___ RAW DATA ___
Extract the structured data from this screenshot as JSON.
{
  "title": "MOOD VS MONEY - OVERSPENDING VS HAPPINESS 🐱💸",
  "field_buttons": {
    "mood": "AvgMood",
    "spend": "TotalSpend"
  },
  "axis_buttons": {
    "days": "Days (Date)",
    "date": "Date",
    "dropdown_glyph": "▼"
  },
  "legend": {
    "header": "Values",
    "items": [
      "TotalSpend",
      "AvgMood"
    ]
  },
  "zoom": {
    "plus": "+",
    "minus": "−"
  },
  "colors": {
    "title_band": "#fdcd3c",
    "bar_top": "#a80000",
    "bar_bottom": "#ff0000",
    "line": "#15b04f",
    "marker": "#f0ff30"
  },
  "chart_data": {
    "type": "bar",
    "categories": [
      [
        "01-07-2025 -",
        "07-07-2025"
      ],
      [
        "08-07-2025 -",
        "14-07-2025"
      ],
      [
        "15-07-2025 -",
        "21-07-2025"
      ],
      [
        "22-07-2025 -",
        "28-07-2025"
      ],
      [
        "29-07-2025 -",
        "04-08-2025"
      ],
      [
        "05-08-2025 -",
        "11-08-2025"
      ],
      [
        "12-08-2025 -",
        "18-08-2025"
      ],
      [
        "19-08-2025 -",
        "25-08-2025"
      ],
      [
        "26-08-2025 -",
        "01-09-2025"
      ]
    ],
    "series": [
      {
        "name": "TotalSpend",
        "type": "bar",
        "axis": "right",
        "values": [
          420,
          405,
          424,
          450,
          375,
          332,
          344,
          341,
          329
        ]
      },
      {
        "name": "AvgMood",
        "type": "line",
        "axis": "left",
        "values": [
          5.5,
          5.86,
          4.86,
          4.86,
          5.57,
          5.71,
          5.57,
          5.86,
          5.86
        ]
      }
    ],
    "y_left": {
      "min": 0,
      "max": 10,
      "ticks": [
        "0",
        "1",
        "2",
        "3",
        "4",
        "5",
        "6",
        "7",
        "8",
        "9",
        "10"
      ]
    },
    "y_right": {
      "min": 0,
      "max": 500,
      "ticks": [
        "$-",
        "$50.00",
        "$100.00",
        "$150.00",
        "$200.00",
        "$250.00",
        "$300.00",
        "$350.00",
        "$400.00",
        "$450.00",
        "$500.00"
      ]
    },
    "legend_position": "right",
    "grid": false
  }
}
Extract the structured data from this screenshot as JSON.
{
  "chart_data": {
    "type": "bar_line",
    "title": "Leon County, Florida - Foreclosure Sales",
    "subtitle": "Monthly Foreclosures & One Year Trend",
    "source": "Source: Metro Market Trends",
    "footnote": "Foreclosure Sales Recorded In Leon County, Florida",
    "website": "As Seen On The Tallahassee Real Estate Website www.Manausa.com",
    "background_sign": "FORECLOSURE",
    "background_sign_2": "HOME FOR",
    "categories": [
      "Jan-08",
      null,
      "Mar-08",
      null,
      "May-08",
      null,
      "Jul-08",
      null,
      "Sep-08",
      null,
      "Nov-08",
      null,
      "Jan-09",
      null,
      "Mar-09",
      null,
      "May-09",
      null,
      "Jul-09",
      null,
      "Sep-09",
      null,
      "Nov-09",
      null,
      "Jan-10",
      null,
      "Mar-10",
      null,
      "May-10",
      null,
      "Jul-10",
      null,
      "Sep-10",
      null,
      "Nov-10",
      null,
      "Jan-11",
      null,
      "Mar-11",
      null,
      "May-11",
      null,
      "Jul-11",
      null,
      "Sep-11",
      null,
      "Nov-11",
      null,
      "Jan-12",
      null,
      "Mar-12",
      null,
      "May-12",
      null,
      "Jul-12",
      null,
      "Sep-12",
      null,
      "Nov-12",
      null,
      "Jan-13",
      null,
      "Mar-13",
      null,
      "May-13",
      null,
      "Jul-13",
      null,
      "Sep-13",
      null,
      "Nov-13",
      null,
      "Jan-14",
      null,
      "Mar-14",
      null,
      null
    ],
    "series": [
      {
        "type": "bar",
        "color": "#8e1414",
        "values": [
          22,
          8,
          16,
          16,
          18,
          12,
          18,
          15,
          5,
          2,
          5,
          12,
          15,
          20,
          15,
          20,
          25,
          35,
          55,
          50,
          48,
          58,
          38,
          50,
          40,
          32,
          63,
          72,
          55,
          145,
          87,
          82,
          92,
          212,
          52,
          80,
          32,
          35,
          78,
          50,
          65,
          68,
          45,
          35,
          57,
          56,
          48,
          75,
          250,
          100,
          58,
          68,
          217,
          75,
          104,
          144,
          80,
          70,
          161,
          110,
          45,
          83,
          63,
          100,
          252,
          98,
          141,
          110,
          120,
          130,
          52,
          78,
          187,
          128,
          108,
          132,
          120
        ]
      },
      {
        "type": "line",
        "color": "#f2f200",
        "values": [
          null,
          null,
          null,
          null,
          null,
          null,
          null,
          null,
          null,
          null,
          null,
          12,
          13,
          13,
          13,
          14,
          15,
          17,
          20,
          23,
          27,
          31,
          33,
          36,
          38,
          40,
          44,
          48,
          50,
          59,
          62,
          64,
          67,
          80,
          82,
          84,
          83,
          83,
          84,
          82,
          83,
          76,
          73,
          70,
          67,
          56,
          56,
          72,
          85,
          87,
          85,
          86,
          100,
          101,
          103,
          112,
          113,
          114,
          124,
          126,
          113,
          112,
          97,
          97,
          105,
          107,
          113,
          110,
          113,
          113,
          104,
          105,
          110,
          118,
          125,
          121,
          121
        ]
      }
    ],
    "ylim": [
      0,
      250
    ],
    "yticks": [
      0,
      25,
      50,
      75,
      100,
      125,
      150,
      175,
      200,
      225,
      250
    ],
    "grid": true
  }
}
___
Return what is listed above, exactly and completely.

• REPLY TO THE TASK
Extract the structured data from this screenshot as JSON.
{
  "title": "MOOD VS MONEY - OVERSPENDING VS HAPPINESS 🐱💸",
  "field_buttons": {
    "mood": "AvgMood",
    "spend": "TotalSpend"
  },
  "axis_buttons": {
    "days": "Days (Date)",
    "date": "Date",
    "dropdown_glyph": "▼"
  },
  "legend": {
    "header": "Values",
    "items": [
      "TotalSpend",
      "AvgMood"
    ]
  },
  "zoom": {
    "plus": "+",
    "minus": "−"
  },
  "colors": {
    "title_band": "#fdcd3c",
    "bar_top": "#a80000",
    "bar_bottom": "#ff0000",
    "line": "#15b04f",
    "marker": "#f0ff30"
  },
  "chart_data": {
    "type": "bar",
    "categories": [
      [
        "01-07-2025 -",
        "07-07-2025"
      ],
      [
        "08-07-2025 -",
        "14-07-2025"
      ],
      [
        "15-07-2025 -",
        "21-07-2025"
      ],
      [
        "22-07-2025 -",
        "28-07-2025"
      ],
      [
        "29-07-2025 -",
        "04-08-2025"
      ],
      [
        "05-08-2025 -",
        "11-08-2025"
      ],
      [
        "12-08-2025 -",
        "18-08-2025"
      ],
      [
        "19-08-2025 -",
        "25-08-2025"
      ],
      [
        "26-08-2025 -",
        "01-09-2025"
      ]
    ],
    "series": [
      {
        "name": "TotalSpend",
        "type": "bar",
        "axis": "right",
        "values": [
          420,
          405,
          424,
          450,
          375,
          332,
          344,
          341,
          329
        ]
      },
      {
        "name": "AvgMood",
        "type": "line",
        "axis": "left",
        "values": [
          5.5,
          5.86,
          4.86,
          4.86,
          5.57,
          5.71,
          5.57,
          5.86,
          5.86
        ]
      }
    ],
    "y_left": {
      "min": 0,
      "max": 10,
      "ticks": [
        "0",
        "1",
        "2",
        "3",
        "4",
        "5",
        "6",
        "7",
        "8",
        "9",
        "10"
      ]
    },
    "y_right": {
      "min": 0,
      "max": 500,
      "ticks": [
        "$-",
        "$50.00",
        "$100.00",
        "$150.00",
        "$200.00",
        "$250.00",
        "$300.00",
        "$350.00",
        "$400.00",
        "$450.00",
        "$500.00"
      ]
    },
    "legend_position": "right",
    "grid": false
  }
}
Extract the structured data from this screenshot as JSON.
{
  "chart_data": {
    "type": "bar_line",
    "title": "Leon County, Florida - Foreclosure Sales",
    "subtitle": "Monthly Foreclosures & One Year Trend",
    "source": "Source: Metro Market Trends",
    "footnote": "Foreclosure Sales Recorded In Leon County, Florida",
    "website": "As Seen On The Tallahassee Real Estate Website www.Manausa.com",
    "background_sign": "FORECLOSURE",
    "background_sign_2": "HOME FOR",
    "categories": [
      "Jan-08",
      null,
      "Mar-08",
      null,
      "May-08",
      null,
      "Jul-08",
      null,
      "Sep-08",
      null,
      "Nov-08",
      null,
      "Jan-09",
      null,
      "Mar-09",
      null,
      "May-09",
      null,
      "Jul-09",
      null,
      "Sep-09",
      null,
      "Nov-09",
      null,
      "Jan-10",
      null,
      "Mar-10",
      null,
      "May-10",
      null,
      "Jul-10",
      null,
      "Sep-10",
      null,
      "Nov-10",
      null,
      "Jan-11",
      null,
      "Mar-11",
      null,
      "May-11",
      null,
      "Jul-11",
      null,
      "Sep-11",
      null,
      "Nov-11",
      null,
      "Jan-12",
      null,
      "Mar-12",
      null,
      "May-12",
      null,
      "Jul-12",
      null,
      "Sep-12",
      null,
      "Nov-12",
      null,
      "Jan-13",
      null,
      "Mar-13",
      null,
      "May-13",
      null,
      "Jul-13",
      null,
      "Sep-13",
      null,
      "Nov-13",
      null,
      "Jan-14",
      null,
      "Mar-14",
      null,
      null
    ],
    "series": [
      {
        "type": "bar",
        "color": "#8e1414",
        "values": [
          22,
          8,
          16,
          16,
          18,
          12,
          18,
          15,
          5,
          2,
          5,
          12,
          15,
          20,
          15,
          20,
          25,
          35,
          55,
          50,
          48,
          58,
          38,
          50,
          40,
          32,
          63,
          72,
          55,
          145,
          87,
          82,
          92,
          212,
          52,
          80,
          32,
          35,
          78,
          50,
          65,
          68,
          45,
          35,
          57,
          56,
          48,
          75,
          250,
          100,
          58,
          68,
          217,
          75,
          104,
          144,
          80,
          70,
          161,
          110,
          45,
          83,
          63,
          100,
          252,
          98,
          141,
          110,
          120,
          130,
          52,
          78,
          187,
          128,
          108,
          132,
          120
        ]
      },
      {
        "type": "line",
        "color": "#f2f200",
        "values": [
          null,
          null,
          null,
          null,
          null,
          null,
          null,
          null,
          null,
          null,
          null,
          12,
          13,
          13,
          13,
          14,
          15,
          17,
          20,
          23,
          27,
          31,
          33,
          36,
          38,
          40,
          44,
          48,
          50,
          59,
          62,
          64,
          67,
          80,
          82,
          84,
          83,
          83,
          84,
          82,
          83,
          76,
          73,
          70,
          67,
          56,
          56,
          72,
          85,
          87,
          85,
          86,
          100,
          101,
          103,
          112,
          113,
          114,
          124,
          126,
          113,
          112,
          97,
          97,
          105,
          107,
          113,
          110,
          113,
          113,
          104,
          105,
          110,
          118,
          125,
          121,
          121
        ]
      }
    ],
    "ylim": [
      0,
      250
    ],
    "yticks": [
      0,
      25,
      50,
      75,
      100,
      125,
      150,
      175,
      200,
      225,
      250
    ],
    "grid": true
  }
}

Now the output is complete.